• Set task A: Please rewrite the paragraph of the chick thread that begins "Anyways, the temps have been climbing here" as a short bulleted list that keeps its main facts.
• Set task B: Summarize the chick thread in two sentences.
• Set task C: Reproduce everything in the chick thread from "2. How hot is" down to "right for them.".

• Text:
================================
# 5 Weeks!



## Wigwam7 (Mar 29, 2017)

My 4 baby chicks are now 5 weeks old! We just got back from a week long vacation, and we left them with my mom's friend who has a mini farm. She has goats, rabbits, and a garden. Her house is still under some construction so she doesn't have chickens yet, but she knows a great deal about them.
We picked them up yesterday, and I couldn't believe how big they were!
Little Atari is getting her stripes! It makes me so happy.
Anyways, the temps have been climbing here. An average day is 85-90 degrees. Our chicks are kept in a screened in porch. Today I noticed they were panting a lot, so I gave them a container with more ice water. I also positioned a fan a distance away from them on the medium setting. This seemed to help.
I have a few questions, though.

1. I had the fan on high before switching it to a lower mode because when the chicks went in front of it they would stretch out their necks, and open their mouths really wide several times in a row. It looked like silent crowing. I was worried about gasping for a bit, but I noticed the chicks will do that randomly sometimes and they are always fine afterwards. Why do they do this in front of the fan a lot, and also, why do they do this at random times?

2. How hot is too hot? We don't use the heat lamp anymore, and that's a good thing. The chicks would be WAY too hot with it. I've given them two waterers, a fan, and shade. They don't pant that much, though. I'm just wondering what's all right for them.

3. Coop time? My chicks are about 8 inches long in 6 inches high right now. 
After we get the hardware cloth fringe around the coop, would it be all right to have them in the coop during the day (with plenty of shade and water, of course) and put them back in the brooder in the porch at night until they are 7-8 weeks? That's when you move them to the coop, correct?

4. Foraging? I let my chicks out for about 30 minutes in the backyard (while I'm watching them closely.) They flap around, jump in the air, run through the grass, and peck at the ground. I noticed they will eat bits of dirt, grass, and leaves. Is this safe for them? They seem to enjoy eating it, but they're not gorging on it. They take little bites of things and then will just peck sometimes. 
I hope this is safe.

All right, that's all for now. I hope I can get some answers. That would certainly help. Thank you!

Oh, and I almost forgot. Pictures!!


----------



## Wigwam7 (Mar 29, 2017)

I just noticed, the brooder looks small for them, but my camera was inside it when I took these pictures. It's big enough for them, trust me.


----------



## Maryellen (Jan 21, 2015)
================================
• Source material:
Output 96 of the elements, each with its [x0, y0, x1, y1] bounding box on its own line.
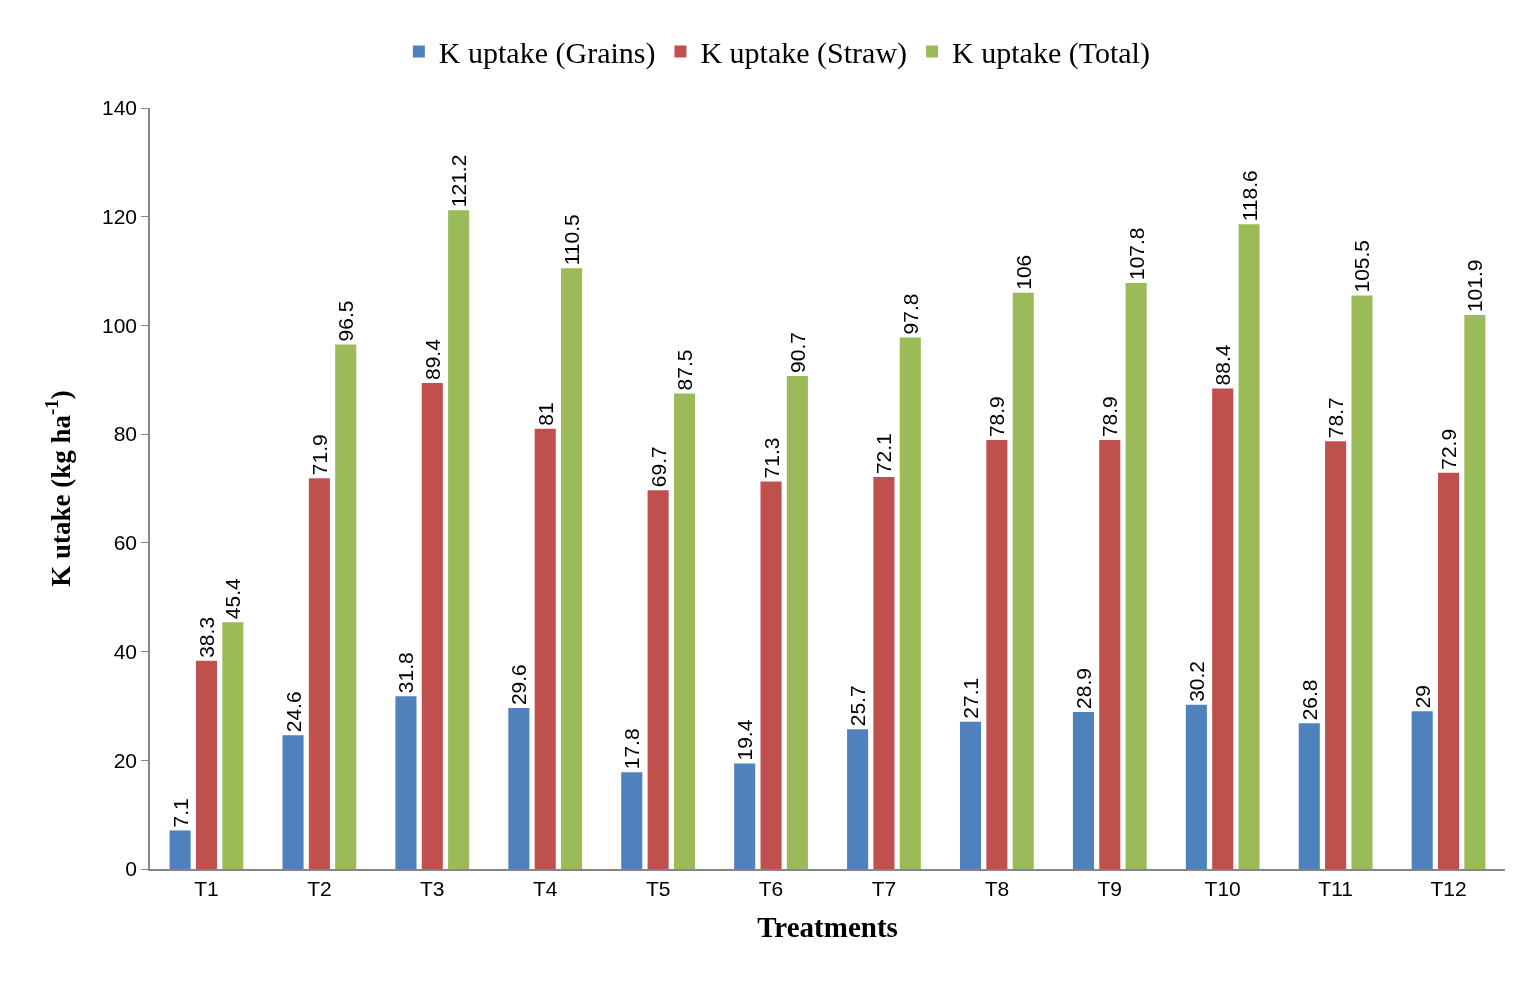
================================
• Complete response A:
- Temperatures are rising, with an average day at 85-90 degrees.
- The chicks are kept in a screened-in porch.
- The chicks were panting a lot today, so they got a container with more ice water.
- A fan on the medium setting was placed a distance away from them.
- These steps seemed to help.

• Complete response B: The writer's four chicks are now 5 weeks old and grew surprisingly big during a week-long vacation with the writer's mom's friend. They now live in a screened-in porch, where ice water and a fan help with 85-90 degree days, and the writer asks about their neck-stretching in front of the fan, how hot is too hot, spending days in the coop before the move at 7-8 weeks, and whether eating dirt, grass, and leaves while foraging is safe.

• Complete response C:
2. How hot is too hot? We don't use the heat lamp anymore, and that's a good thing. The chicks would be WAY too hot with it. I've given them two waterers, a fan, and shade. They don't pant that much, though. I'm just wondering what's all right for them.